- [Task brief]:
Reproduce the material below verbatim, from its first line through the line that contains "Text: •: • bbox=[62, 1002, 70, 1016]", including that line and nothing after it.

** BEGIN Rows **

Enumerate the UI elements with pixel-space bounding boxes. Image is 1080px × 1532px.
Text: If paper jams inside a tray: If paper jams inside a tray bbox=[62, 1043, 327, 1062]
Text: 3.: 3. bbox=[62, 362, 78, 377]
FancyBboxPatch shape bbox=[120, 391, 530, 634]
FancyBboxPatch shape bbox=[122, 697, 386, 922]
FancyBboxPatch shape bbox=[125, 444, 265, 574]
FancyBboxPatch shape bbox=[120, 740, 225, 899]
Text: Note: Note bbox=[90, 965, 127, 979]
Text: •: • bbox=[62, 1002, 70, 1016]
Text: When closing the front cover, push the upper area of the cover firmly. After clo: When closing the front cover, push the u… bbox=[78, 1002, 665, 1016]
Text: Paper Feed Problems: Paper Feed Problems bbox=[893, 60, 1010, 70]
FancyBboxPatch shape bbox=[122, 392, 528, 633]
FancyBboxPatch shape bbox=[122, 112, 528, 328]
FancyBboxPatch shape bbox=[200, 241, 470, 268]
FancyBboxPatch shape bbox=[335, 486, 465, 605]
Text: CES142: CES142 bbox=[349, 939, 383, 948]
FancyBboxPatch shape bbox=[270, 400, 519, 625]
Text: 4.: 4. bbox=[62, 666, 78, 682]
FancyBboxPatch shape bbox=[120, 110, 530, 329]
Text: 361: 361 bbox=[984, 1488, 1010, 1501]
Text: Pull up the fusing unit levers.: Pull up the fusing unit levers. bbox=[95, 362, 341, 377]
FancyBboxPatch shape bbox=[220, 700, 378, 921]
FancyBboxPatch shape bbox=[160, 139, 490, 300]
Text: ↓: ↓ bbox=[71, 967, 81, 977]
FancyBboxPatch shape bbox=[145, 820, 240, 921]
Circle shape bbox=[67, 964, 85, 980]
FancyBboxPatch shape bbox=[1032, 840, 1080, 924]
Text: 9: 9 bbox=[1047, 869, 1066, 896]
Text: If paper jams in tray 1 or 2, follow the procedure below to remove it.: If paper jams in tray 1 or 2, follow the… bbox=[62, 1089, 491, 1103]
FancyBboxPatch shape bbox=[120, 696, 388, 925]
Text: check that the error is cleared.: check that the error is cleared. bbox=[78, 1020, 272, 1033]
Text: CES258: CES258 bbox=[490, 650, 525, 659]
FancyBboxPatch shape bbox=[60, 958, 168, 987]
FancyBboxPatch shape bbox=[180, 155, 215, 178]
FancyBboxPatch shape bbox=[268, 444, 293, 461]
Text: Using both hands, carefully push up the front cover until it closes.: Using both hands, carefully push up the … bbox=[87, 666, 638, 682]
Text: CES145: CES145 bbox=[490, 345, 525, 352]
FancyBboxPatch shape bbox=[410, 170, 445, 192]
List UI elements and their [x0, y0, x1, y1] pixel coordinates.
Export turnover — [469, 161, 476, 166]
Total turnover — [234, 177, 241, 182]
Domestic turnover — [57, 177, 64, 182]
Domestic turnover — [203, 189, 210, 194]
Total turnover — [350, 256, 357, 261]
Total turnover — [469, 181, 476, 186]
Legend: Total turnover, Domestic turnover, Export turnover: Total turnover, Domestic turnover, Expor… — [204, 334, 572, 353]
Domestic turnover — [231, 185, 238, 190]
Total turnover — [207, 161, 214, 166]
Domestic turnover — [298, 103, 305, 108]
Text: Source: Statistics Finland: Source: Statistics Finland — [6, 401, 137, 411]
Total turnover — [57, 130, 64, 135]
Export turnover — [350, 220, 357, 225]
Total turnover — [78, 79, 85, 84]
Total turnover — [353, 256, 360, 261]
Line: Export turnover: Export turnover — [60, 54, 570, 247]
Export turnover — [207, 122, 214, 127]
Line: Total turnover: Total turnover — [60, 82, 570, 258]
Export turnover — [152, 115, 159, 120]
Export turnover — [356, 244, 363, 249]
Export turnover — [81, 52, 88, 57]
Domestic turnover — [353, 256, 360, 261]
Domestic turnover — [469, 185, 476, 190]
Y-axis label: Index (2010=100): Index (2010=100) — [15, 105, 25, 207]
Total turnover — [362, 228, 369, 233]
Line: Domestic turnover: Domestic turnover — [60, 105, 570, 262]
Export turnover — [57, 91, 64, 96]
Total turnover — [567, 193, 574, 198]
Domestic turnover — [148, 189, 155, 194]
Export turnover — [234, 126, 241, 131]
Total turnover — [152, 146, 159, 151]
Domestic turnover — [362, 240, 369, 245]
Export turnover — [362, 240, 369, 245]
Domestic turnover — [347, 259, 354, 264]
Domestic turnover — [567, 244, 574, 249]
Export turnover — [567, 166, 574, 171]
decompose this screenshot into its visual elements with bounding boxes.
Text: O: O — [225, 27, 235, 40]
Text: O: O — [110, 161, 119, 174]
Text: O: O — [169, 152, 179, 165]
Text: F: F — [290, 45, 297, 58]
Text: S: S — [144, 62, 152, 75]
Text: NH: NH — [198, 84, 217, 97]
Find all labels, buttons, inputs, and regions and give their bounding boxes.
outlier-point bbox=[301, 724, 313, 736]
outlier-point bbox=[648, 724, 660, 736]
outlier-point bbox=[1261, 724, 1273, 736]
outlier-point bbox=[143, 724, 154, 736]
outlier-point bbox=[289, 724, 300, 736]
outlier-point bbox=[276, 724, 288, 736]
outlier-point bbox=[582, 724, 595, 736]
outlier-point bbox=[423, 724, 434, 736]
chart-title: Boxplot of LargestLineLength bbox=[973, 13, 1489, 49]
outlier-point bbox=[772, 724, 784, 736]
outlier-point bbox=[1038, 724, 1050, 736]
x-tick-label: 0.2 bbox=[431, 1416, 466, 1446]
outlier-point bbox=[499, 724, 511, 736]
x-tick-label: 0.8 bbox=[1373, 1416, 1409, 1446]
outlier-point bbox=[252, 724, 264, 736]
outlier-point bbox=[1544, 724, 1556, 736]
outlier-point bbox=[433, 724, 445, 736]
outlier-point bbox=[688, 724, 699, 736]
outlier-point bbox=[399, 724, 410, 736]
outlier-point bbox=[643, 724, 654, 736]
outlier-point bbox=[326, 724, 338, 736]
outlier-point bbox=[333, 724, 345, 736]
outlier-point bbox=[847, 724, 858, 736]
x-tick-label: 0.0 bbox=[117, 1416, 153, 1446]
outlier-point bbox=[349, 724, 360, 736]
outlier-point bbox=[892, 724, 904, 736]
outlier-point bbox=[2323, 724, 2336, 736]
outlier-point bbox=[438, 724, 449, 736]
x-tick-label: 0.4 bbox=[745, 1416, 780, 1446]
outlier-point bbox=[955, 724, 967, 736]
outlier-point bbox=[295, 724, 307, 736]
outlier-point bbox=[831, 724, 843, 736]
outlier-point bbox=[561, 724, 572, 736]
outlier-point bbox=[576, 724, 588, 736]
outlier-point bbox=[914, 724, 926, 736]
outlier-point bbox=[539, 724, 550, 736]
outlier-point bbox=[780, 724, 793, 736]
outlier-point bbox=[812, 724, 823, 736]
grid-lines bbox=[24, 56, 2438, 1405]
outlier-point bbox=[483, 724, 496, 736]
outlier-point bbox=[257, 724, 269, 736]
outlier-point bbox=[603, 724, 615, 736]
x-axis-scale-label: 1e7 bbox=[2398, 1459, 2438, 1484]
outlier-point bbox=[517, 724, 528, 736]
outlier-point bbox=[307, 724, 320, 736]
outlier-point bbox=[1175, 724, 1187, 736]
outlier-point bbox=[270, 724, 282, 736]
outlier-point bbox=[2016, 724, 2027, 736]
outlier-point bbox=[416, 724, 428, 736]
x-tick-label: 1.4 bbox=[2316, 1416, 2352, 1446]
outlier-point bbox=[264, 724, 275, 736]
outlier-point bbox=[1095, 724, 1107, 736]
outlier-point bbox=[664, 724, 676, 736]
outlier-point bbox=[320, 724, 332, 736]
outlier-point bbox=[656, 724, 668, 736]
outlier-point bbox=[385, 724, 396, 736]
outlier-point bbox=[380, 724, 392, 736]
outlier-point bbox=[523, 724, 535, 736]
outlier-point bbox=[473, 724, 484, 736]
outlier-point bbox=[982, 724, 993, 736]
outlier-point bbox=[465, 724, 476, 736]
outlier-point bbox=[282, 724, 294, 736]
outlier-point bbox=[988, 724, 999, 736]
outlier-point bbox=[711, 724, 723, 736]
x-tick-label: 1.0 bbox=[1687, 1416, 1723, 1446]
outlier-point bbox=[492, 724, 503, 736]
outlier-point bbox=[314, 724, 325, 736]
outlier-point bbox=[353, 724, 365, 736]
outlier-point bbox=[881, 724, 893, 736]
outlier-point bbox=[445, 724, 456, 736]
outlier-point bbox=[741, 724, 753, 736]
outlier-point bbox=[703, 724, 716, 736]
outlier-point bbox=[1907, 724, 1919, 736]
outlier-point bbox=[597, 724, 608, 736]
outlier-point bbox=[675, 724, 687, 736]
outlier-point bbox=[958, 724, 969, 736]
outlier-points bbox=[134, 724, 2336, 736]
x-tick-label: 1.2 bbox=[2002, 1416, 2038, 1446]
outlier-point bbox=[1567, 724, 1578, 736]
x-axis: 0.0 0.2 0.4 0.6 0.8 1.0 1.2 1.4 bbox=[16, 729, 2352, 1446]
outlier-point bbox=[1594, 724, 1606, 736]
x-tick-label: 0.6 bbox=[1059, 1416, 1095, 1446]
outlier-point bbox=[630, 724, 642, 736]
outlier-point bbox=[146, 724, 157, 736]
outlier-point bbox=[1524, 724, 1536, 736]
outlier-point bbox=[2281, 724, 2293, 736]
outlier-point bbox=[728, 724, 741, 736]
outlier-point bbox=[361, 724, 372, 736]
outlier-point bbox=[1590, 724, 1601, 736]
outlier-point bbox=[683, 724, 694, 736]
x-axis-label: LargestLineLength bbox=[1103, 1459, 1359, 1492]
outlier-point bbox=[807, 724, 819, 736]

** END Rows **

- [Worked answer]:
Enumerate the UI elements with pixel-space bounding boxes. Image is 1080px × 1532px.
Text: If paper jams inside a tray: If paper jams inside a tray bbox=[62, 1043, 327, 1062]
Text: 3.: 3. bbox=[62, 362, 78, 377]
FancyBboxPatch shape bbox=[120, 391, 530, 634]
FancyBboxPatch shape bbox=[122, 697, 386, 922]
FancyBboxPatch shape bbox=[125, 444, 265, 574]
FancyBboxPatch shape bbox=[120, 740, 225, 899]
Text: Note: Note bbox=[90, 965, 127, 979]
Text: •: • bbox=[62, 1002, 70, 1016]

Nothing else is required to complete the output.